**Source records:**
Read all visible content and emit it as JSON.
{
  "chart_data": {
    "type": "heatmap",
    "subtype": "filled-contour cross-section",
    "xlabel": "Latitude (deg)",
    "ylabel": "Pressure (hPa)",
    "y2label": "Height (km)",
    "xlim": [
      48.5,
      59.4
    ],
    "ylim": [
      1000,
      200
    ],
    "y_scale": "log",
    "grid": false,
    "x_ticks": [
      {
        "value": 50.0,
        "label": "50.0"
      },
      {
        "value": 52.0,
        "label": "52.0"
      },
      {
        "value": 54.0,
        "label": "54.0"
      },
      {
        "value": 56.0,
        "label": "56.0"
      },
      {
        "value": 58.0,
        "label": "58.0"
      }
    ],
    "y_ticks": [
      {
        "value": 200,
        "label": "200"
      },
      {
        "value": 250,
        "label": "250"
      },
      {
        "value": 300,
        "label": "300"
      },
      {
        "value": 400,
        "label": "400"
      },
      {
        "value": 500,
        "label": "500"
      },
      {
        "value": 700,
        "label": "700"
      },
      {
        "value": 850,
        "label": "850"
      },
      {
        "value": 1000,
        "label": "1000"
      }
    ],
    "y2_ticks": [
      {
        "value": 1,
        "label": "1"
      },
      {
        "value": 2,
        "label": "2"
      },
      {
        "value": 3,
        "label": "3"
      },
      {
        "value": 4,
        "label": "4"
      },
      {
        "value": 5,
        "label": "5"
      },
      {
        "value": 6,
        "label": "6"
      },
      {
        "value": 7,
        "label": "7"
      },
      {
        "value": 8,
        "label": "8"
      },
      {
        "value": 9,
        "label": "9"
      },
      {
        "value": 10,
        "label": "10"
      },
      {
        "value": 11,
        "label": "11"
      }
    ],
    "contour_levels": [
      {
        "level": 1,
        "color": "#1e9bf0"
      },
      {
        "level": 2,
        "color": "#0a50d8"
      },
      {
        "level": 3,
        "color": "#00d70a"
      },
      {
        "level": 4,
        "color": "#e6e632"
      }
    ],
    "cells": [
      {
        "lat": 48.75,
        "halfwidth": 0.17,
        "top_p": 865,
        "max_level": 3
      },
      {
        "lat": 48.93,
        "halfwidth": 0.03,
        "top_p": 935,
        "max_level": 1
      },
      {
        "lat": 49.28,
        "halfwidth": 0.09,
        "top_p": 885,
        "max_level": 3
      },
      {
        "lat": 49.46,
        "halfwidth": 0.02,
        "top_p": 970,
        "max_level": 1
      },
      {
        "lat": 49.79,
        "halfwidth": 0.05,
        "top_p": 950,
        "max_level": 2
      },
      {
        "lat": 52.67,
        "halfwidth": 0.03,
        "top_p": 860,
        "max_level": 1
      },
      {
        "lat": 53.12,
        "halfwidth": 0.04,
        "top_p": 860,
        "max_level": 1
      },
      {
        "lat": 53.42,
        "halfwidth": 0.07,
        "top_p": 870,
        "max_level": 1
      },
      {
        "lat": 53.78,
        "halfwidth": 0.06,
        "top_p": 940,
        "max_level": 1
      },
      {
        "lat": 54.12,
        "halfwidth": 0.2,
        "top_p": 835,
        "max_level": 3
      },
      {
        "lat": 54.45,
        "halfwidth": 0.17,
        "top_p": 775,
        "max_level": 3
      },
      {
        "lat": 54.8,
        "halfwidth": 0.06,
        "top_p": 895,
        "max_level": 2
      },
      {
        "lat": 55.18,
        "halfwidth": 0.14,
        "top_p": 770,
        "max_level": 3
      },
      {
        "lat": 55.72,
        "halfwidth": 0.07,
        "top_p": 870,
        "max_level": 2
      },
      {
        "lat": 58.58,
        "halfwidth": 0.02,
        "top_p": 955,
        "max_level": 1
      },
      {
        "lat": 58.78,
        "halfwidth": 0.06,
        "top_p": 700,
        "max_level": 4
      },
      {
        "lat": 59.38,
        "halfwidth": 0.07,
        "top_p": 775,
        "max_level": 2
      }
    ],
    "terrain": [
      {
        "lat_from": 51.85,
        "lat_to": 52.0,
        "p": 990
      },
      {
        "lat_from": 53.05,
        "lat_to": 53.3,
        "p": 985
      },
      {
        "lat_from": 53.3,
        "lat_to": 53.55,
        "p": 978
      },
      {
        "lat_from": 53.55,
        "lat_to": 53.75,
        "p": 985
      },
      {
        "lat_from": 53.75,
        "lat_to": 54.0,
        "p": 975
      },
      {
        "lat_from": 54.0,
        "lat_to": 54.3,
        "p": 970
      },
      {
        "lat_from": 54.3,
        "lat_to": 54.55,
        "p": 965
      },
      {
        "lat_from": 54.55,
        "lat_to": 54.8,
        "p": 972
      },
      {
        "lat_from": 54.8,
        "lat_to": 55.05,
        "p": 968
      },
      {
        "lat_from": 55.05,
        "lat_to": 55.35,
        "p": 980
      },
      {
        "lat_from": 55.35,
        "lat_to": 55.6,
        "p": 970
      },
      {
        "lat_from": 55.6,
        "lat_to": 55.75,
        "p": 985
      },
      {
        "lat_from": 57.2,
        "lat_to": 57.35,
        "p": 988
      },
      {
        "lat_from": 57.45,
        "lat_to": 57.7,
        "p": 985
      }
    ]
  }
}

**What you are asked to do:** From the data above, copy out every line with the string "color" in it.

**Exercise answer:**
        "color": "#1e9bf0"
        "color": "#0a50d8"
        "color": "#00d70a"
        "color": "#e6e632"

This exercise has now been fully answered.